Task prompt >> Would it be possible to write out each entry below exactly, without the pictures?
[start of Material for the task]
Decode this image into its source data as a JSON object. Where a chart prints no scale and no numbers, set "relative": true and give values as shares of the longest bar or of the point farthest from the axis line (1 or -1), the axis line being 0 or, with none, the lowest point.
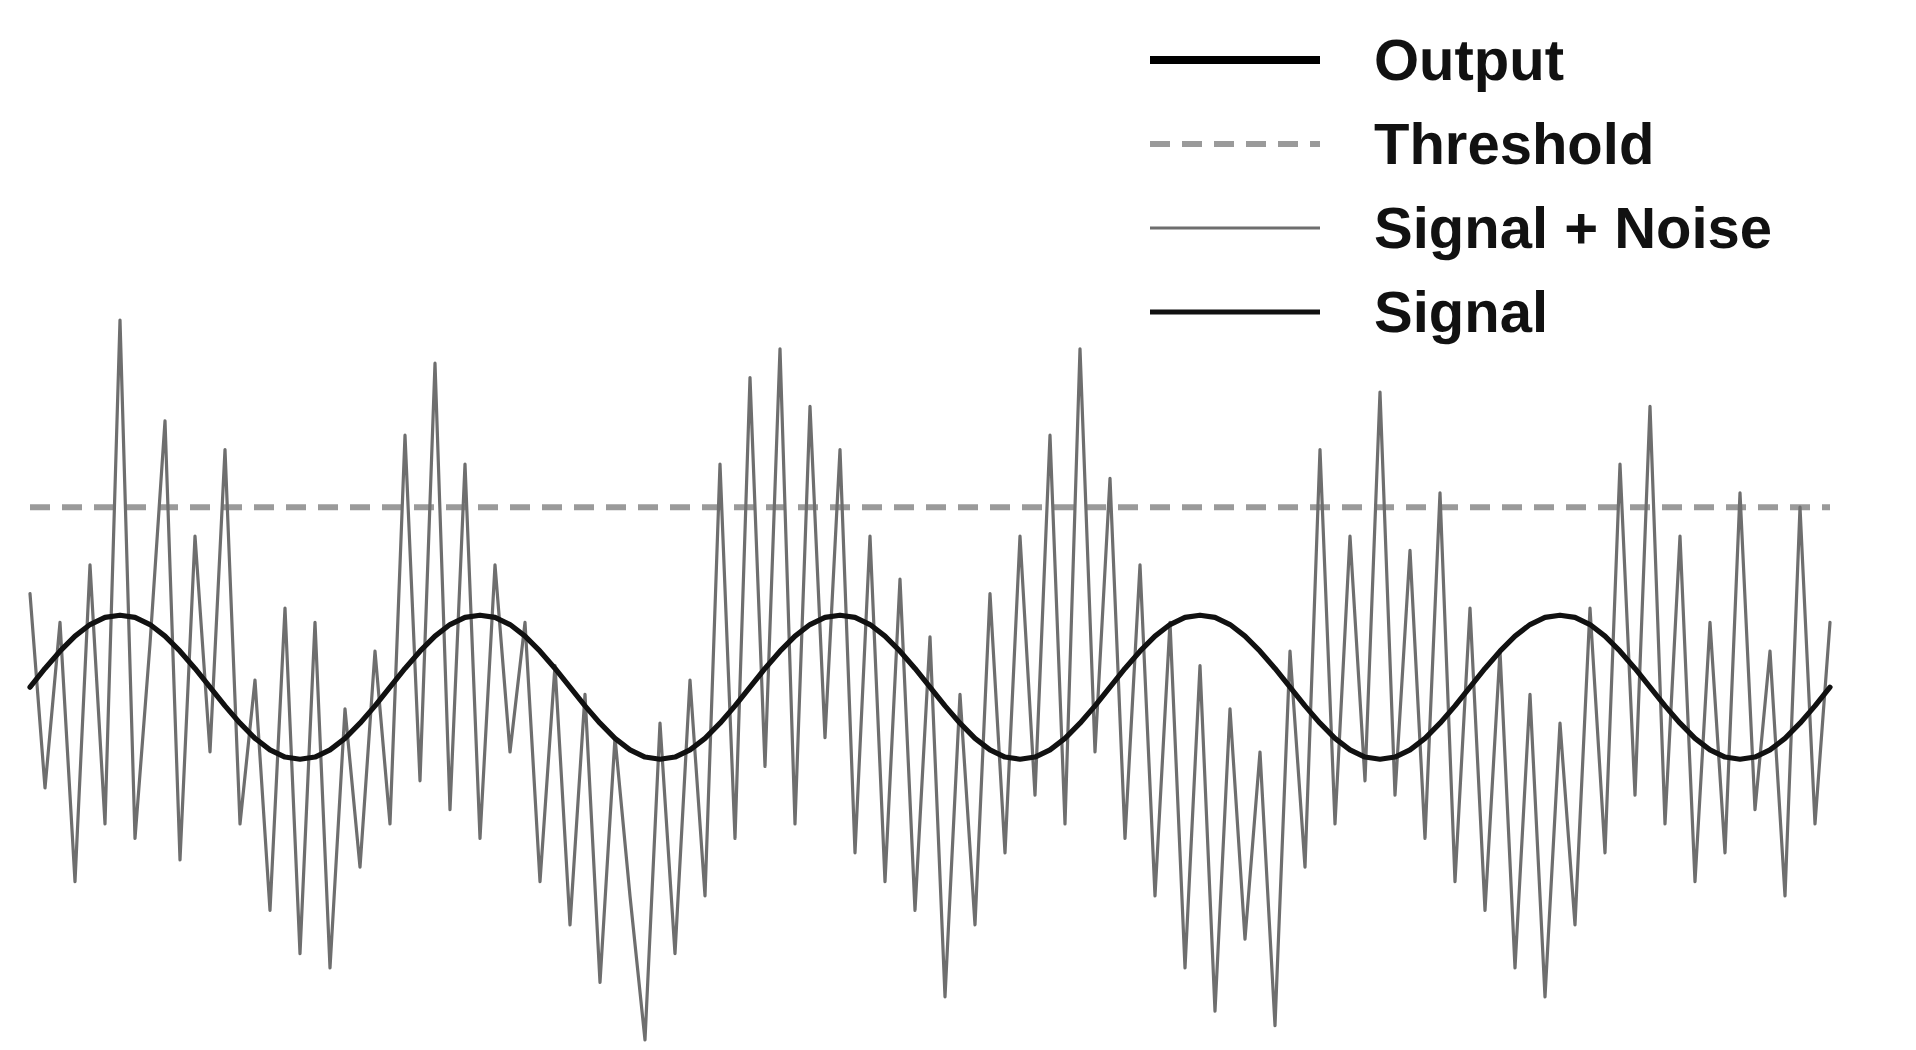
{
  "chart_data": {
    "type": "line",
    "relative": true,
    "legend": "top right",
    "categories": [
      null,
      null,
      null,
      null,
      null,
      null,
      null,
      null,
      null,
      null,
      null,
      null,
      null,
      null,
      null,
      null,
      null,
      null,
      null,
      null,
      null,
      null,
      null,
      null,
      null,
      null,
      null,
      null,
      null,
      null,
      null,
      null,
      null,
      null,
      null,
      null,
      null,
      null,
      null,
      null,
      null,
      null,
      null,
      null,
      null,
      null,
      null,
      null,
      null,
      null,
      null,
      null,
      null,
      null,
      null,
      null,
      null,
      null,
      null,
      null,
      null,
      null,
      null,
      null,
      null,
      null,
      null,
      null,
      null,
      null,
      null,
      null,
      null,
      null,
      null,
      null,
      null,
      null,
      null,
      null,
      null,
      null,
      null,
      null,
      null,
      null,
      null,
      null,
      null,
      null,
      null,
      null,
      null,
      null,
      null,
      null,
      null,
      null,
      null,
      null,
      null,
      null,
      null,
      null,
      null,
      null,
      null,
      null,
      null,
      null,
      null,
      null,
      null,
      null,
      null,
      null,
      null,
      null,
      null,
      null,
      null
    ],
    "series": [
      {
        "name": "Output",
        "color": "#000000",
        "values": [
          null,
          null,
          null,
          null,
          null,
          null,
          null,
          null,
          null,
          null,
          null,
          null,
          null,
          null,
          null,
          null,
          null,
          null,
          null,
          null,
          null,
          null,
          null,
          null,
          null,
          null,
          null,
          null,
          null,
          null,
          null,
          null,
          null,
          null,
          null,
          null,
          null,
          null,
          null,
          null,
          null,
          null,
          null,
          null,
          null,
          null,
          null,
          null,
          null,
          null,
          null,
          null,
          null,
          null,
          null,
          null,
          null,
          null,
          null,
          null,
          null,
          null,
          null,
          null,
          null,
          null,
          null,
          null,
          null,
          null,
          null,
          null,
          null,
          null,
          null,
          null,
          null,
          null,
          null,
          null,
          null,
          null,
          null,
          null,
          null,
          null,
          null,
          null,
          null,
          null,
          null,
          null,
          null,
          null,
          null,
          null,
          null,
          null,
          null,
          null,
          null,
          null,
          null,
          null,
          null,
          null,
          null,
          null,
          null,
          null,
          null,
          null,
          null,
          null,
          null,
          null,
          null,
          null,
          null,
          null,
          null
        ]
      },
      {
        "name": "Signal + Noise",
        "color": "#6e6e6e",
        "values": [
          0.62,
          0.35,
          0.58,
          0.22,
          0.66,
          0.3,
          1.0,
          0.28,
          0.55,
          0.86,
          0.25,
          0.7,
          0.4,
          0.82,
          0.3,
          0.5,
          0.18,
          0.6,
          0.12,
          0.58,
          0.1,
          0.46,
          0.24,
          0.54,
          0.3,
          0.84,
          0.36,
          0.94,
          0.32,
          0.8,
          0.28,
          0.66,
          0.4,
          0.58,
          0.22,
          0.52,
          0.16,
          0.48,
          0.08,
          0.42,
          0.2,
          0,
          0.44,
          0.12,
          0.5,
          0.2,
          0.8,
          0.28,
          0.92,
          0.38,
          0.96,
          0.3,
          0.88,
          0.42,
          0.82,
          0.26,
          0.7,
          0.22,
          0.64,
          0.18,
          0.56,
          0.06,
          0.48,
          0.16,
          0.62,
          0.26,
          0.7,
          0.34,
          0.84,
          0.3,
          0.96,
          0.4,
          0.78,
          0.28,
          0.66,
          0.2,
          0.58,
          0.1,
          0.52,
          0.04,
          0.46,
          0.14,
          0.4,
          0.02,
          0.54,
          0.24,
          0.82,
          0.3,
          0.7,
          0.36,
          0.9,
          0.34,
          0.68,
          0.28,
          0.76,
          0.22,
          0.6,
          0.18,
          0.54,
          0.1,
          0.48,
          0.06,
          0.44,
          0.16,
          0.6,
          0.26,
          0.8,
          0.34,
          0.88,
          0.3,
          0.7,
          0.22,
          0.58,
          0.26,
          0.76,
          0.32,
          0.54,
          0.2,
          0.74,
          0.3,
          0.58
        ]
      },
      {
        "name": "Signal",
        "color": "#111111",
        "values": [
          0.49,
          0.516,
          0.54,
          0.561,
          0.577,
          0.587,
          0.59,
          0.587,
          0.577,
          0.561,
          0.54,
          0.516,
          0.49,
          0.464,
          0.44,
          0.419,
          0.403,
          0.393,
          0.39,
          0.393,
          0.403,
          0.419,
          0.44,
          0.464,
          0.49,
          0.516,
          0.54,
          0.561,
          0.577,
          0.587,
          0.59,
          0.587,
          0.577,
          0.561,
          0.54,
          0.516,
          0.49,
          0.464,
          0.44,
          0.419,
          0.403,
          0.393,
          0.39,
          0.393,
          0.403,
          0.419,
          0.44,
          0.464,
          0.49,
          0.516,
          0.54,
          0.561,
          0.577,
          0.587,
          0.59,
          0.587,
          0.577,
          0.561,
          0.54,
          0.516,
          0.49,
          0.464,
          0.44,
          0.419,
          0.403,
          0.393,
          0.39,
          0.393,
          0.403,
          0.419,
          0.44,
          0.464,
          0.49,
          0.516,
          0.54,
          0.561,
          0.577,
          0.587,
          0.59,
          0.587,
          0.577,
          0.561,
          0.54,
          0.516,
          0.49,
          0.464,
          0.44,
          0.419,
          0.403,
          0.393,
          0.39,
          0.393,
          0.403,
          0.419,
          0.44,
          0.464,
          0.49,
          0.516,
          0.54,
          0.561,
          0.577,
          0.587,
          0.59,
          0.587,
          0.577,
          0.561,
          0.54,
          0.516,
          0.49,
          0.464,
          0.44,
          0.419,
          0.403,
          0.393,
          0.39,
          0.393,
          0.403,
          0.419,
          0.44,
          0.464,
          0.49
        ]
      }
    ],
    "ref_lines": [
      {
        "axis": "y",
        "value": 0.74,
        "label": "Threshold",
        "color": "#9a9a9a",
        "line_style": "dashed"
      }
    ]
  }
}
[end of Material for the task]
Solution for this exercise >>
Decode this image into its source data as a JSON object. Where a chart prints no scale and no numbers, set "relative": true and give values as shares of the longest bar or of the point farthest from the axis line (1 or -1), the axis line being 0 or, with none, the lowest point.
{
  "chart_data": {
    "type": "line",
    "relative": true,
    "legend": "top right",
    "categories": [
      null,
      null,
      null,
      null,
      null,
      null,
      null,
      null,
      null,
      null,
      null,
      null,
      null,
      null,
      null,
      null,
      null,
      null,
      null,
      null,
      null,
      null,
      null,
      null,
      null,
      null,
      null,
      null,
      null,
      null,
      null,
      null,
      null,
      null,
      null,
      null,
      null,
      null,
      null,
      null,
      null,
      null,
      null,
      null,
      null,
      null,
      null,
      null,
      null,
      null,
      null,
      null,
      null,
      null,
      null,
      null,
      null,
      null,
      null,
      null,
      null,
      null,
      null,
      null,
      null,
      null,
      null,
      null,
      null,
      null,
      null,
      null,
      null,
      null,
      null,
      null,
      null,
      null,
      null,
      null,
      null,
      null,
      null,
      null,
      null,
      null,
      null,
      null,
      null,
      null,
      null,
      null,
      null,
      null,
      null,
      null,
      null,
      null,
      null,
      null,
      null,
      null,
      null,
      null,
      null,
      null,
      null,
      null,
      null,
      null,
      null,
      null,
      null,
      null,
      null,
      null,
      null,
      null,
      null,
      null,
      null
    ],
    "series": [
      {
        "name": "Output",
        "color": "#000000",
        "values": [
          null,
          null,
          null,
          null,
          null,
          null,
          null,
          null,
          null,
          null,
          null,
          null,
          null,
          null,
          null,
          null,
          null,
          null,
          null,
          null,
          null,
          null,
          null,
          null,
          null,
          null,
          null,
          null,
          null,
          null,
          null,
          null,
          null,
          null,
          null,
          null,
          null,
          null,
          null,
          null,
          null,
          null,
          null,
          null,
          null,
          null,
          null,
          null,
          null,
          null,
          null,
          null,
          null,
          null,
          null,
          null,
          null,
          null,
          null,
          null,
          null,
          null,
          null,
          null,
          null,
          null,
          null,
          null,
          null,
          null,
          null,
          null,
          null,
          null,
          null,
          null,
          null,
          null,
          null,
          null,
          null,
          null,
          null,
          null,
          null,
          null,
          null,
          null,
          null,
          null,
          null,
          null,
          null,
          null,
          null,
          null,
          null,
          null,
          null,
          null,
          null,
          null,
          null,
          null,
          null,
          null,
          null,
          null,
          null,
          null,
          null,
          null,
          null,
          null,
          null,
          null,
          null,
          null,
          null,
          null,
          null
        ]
      },
      {
        "name": "Signal + Noise",
        "color": "#6e6e6e",
        "values": [
          0.62,
          0.35,
          0.58,
          0.22,
          0.66,
          0.3,
          1.0,
          0.28,
          0.55,
          0.86,
          0.25,
          0.7,
          0.4,
          0.82,
          0.3,
          0.5,
          0.18,
          0.6,
          0.12,
          0.58,
          0.1,
          0.46,
          0.24,
          0.54,
          0.3,
          0.84,
          0.36,
          0.94,
          0.32,
          0.8,
          0.28,
          0.66,
          0.4,
          0.58,
          0.22,
          0.52,
          0.16,
          0.48,
          0.08,
          0.42,
          0.2,
          0,
          0.44,
          0.12,
          0.5,
          0.2,
          0.8,
          0.28,
          0.92,
          0.38,
          0.96,
          0.3,
          0.88,
          0.42,
          0.82,
          0.26,
          0.7,
          0.22,
          0.64,
          0.18,
          0.56,
          0.06,
          0.48,
          0.16,
          0.62,
          0.26,
          0.7,
          0.34,
          0.84,
          0.3,
          0.96,
          0.4,
          0.78,
          0.28,
          0.66,
          0.2,
          0.58,
          0.1,
          0.52,
          0.04,
          0.46,
          0.14,
          0.4,
          0.02,
          0.54,
          0.24,
          0.82,
          0.3,
          0.7,
          0.36,
          0.9,
          0.34,
          0.68,
          0.28,
          0.76,
          0.22,
          0.6,
          0.18,
          0.54,
          0.1,
          0.48,
          0.06,
          0.44,
          0.16,
          0.6,
          0.26,
          0.8,
          0.34,
          0.88,
          0.3,
          0.7,
          0.22,
          0.58,
          0.26,
          0.76,
          0.32,
          0.54,
          0.2,
          0.74,
          0.3,
          0.58
        ]
      },
      {
        "name": "Signal",
        "color": "#111111",
        "values": [
          0.49,
          0.516,
          0.54,
          0.561,
          0.577,
          0.587,
          0.59,
          0.587,
          0.577,
          0.561,
          0.54,
          0.516,
          0.49,
          0.464,
          0.44,
          0.419,
          0.403,
          0.393,
          0.39,
          0.393,
          0.403,
          0.419,
          0.44,
          0.464,
          0.49,
          0.516,
          0.54,
          0.561,
          0.577,
          0.587,
          0.59,
          0.587,
          0.577,
          0.561,
          0.54,
          0.516,
          0.49,
          0.464,
          0.44,
          0.419,
          0.403,
          0.393,
          0.39,
          0.393,
          0.403,
          0.419,
          0.44,
          0.464,
          0.49,
          0.516,
          0.54,
          0.561,
          0.577,
          0.587,
          0.59,
          0.587,
          0.577,
          0.561,
          0.54,
          0.516,
          0.49,
          0.464,
          0.44,
          0.419,
          0.403,
          0.393,
          0.39,
          0.393,
          0.403,
          0.419,
          0.44,
          0.464,
          0.49,
          0.516,
          0.54,
          0.561,
          0.577,
          0.587,
          0.59,
          0.587,
          0.577,
          0.561,
          0.54,
          0.516,
          0.49,
          0.464,
          0.44,
          0.419,
          0.403,
          0.393,
          0.39,
          0.393,
          0.403,
          0.419,
          0.44,
          0.464,
          0.49,
          0.516,
          0.54,
          0.561,
          0.577,
          0.587,
          0.59,
          0.587,
          0.577,
          0.561,
          0.54,
          0.516,
          0.49,
          0.464,
          0.44,
          0.419,
          0.403,
          0.393,
          0.39,
          0.393,
          0.403,
          0.419,
          0.44,
          0.464,
          0.49
        ]
      }
    ],
    "ref_lines": [
      {
        "axis": "y",
        "value": 0.74,
        "label": "Threshold",
        "color": "#9a9a9a",
        "line_style": "dashed"
      }
    ]
  }
}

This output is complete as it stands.